**EXERCISE**
Gather every line holding the string "chevron".

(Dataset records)
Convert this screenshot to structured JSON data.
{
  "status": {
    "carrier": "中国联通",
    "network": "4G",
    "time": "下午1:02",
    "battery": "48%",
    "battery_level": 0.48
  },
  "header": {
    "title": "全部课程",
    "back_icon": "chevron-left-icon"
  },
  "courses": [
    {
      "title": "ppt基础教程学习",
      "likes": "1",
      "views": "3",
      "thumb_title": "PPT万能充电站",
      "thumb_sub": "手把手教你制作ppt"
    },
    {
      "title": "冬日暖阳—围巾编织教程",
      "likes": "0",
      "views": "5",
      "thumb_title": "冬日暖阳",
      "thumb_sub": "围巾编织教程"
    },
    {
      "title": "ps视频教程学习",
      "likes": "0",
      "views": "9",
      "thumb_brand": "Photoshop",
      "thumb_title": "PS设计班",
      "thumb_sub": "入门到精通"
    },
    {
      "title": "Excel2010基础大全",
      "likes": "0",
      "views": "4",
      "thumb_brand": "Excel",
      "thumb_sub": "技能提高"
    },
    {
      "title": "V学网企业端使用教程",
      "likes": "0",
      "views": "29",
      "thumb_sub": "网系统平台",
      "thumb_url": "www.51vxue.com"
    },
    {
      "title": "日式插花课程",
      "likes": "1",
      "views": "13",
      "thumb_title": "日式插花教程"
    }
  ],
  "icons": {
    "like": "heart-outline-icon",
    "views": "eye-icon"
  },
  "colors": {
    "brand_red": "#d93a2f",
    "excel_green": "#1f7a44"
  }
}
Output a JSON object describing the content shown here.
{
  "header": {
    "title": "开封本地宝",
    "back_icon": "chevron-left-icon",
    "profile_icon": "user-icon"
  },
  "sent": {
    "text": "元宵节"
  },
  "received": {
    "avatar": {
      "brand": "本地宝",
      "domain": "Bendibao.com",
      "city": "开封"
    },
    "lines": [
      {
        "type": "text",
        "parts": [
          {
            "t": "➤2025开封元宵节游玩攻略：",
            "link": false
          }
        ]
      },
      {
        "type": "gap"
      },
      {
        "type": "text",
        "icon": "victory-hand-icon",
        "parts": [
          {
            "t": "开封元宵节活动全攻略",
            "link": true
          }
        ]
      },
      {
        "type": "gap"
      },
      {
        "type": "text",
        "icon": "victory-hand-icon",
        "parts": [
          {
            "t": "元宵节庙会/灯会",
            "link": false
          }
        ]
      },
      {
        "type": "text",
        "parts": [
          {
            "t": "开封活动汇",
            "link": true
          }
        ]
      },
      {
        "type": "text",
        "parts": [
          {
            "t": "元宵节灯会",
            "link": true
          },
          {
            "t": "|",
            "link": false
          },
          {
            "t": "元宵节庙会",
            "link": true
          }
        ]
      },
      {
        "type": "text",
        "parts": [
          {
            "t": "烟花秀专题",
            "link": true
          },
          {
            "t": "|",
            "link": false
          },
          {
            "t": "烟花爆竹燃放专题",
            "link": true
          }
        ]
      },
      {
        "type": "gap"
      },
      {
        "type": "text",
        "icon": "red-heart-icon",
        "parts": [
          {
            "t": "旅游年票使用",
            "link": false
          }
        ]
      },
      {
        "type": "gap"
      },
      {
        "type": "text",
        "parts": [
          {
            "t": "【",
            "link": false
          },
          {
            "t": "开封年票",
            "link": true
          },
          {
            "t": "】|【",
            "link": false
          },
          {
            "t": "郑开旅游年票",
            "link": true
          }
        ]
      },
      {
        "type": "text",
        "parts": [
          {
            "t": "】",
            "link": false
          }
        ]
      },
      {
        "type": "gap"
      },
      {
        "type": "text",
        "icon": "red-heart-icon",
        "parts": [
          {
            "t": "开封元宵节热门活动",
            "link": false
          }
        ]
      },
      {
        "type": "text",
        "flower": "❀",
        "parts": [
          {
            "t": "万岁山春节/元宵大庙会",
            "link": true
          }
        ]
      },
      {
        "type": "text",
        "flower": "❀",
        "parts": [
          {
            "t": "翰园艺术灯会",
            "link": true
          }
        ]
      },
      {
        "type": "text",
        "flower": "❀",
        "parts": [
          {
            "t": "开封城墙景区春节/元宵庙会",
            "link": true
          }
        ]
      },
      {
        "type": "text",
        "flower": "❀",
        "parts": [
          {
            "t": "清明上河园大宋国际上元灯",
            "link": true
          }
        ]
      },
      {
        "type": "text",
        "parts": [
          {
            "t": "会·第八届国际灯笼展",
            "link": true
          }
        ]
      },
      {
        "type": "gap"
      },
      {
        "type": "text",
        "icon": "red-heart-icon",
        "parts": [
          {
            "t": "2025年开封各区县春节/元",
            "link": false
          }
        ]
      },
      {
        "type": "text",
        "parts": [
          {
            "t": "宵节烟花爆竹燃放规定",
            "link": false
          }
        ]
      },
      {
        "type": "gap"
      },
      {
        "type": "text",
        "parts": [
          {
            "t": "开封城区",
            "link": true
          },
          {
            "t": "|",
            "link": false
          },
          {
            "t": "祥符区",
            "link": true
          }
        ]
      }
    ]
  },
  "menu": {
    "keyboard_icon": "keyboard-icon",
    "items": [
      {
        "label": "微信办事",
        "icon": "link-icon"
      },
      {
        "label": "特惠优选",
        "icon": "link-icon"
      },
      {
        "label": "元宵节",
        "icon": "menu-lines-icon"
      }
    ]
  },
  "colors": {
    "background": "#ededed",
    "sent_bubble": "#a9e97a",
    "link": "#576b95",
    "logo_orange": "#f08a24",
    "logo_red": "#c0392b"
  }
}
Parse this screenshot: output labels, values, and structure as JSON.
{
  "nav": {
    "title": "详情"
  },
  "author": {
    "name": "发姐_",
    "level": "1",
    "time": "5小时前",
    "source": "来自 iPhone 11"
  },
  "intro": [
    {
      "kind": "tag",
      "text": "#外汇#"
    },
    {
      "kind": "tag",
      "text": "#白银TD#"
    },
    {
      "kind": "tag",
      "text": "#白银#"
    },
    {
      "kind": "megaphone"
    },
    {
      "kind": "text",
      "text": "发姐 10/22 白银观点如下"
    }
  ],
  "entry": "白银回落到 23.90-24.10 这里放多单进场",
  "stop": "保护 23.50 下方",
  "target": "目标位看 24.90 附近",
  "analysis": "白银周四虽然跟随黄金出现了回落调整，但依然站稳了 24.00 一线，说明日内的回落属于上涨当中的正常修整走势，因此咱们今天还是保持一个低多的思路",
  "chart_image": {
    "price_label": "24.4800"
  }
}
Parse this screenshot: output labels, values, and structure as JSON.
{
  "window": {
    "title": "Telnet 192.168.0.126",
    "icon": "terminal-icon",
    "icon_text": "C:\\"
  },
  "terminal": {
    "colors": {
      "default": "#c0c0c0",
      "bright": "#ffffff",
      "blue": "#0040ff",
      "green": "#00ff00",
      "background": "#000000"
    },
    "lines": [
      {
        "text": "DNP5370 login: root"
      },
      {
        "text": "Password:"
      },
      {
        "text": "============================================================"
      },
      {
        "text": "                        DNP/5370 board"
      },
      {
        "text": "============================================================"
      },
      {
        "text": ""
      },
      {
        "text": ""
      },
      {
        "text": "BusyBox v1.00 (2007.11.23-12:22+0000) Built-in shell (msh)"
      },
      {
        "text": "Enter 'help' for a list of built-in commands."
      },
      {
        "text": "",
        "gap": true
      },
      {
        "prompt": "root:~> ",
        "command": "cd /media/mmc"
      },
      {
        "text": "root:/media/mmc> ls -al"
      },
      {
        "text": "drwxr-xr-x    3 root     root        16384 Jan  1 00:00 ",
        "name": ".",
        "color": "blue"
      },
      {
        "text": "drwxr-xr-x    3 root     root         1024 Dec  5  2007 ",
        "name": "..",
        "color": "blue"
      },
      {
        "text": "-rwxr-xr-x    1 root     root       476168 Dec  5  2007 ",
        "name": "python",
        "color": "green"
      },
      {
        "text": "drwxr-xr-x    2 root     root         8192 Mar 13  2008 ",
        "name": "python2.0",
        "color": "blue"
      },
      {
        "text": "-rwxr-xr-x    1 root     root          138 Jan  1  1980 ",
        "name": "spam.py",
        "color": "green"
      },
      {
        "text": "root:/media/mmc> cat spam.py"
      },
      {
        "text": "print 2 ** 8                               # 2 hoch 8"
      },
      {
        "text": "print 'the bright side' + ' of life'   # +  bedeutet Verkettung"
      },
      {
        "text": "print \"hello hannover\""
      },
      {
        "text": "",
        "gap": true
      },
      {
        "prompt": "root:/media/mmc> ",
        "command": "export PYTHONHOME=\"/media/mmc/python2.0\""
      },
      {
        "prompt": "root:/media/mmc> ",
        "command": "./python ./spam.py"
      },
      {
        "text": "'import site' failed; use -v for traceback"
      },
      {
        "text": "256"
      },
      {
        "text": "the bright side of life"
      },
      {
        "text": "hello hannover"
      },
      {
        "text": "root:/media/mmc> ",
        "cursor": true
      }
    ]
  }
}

**COMPLETED TASK**
    "back_icon": "chevron-left-icon"
    "back_icon": "chevron-left-icon",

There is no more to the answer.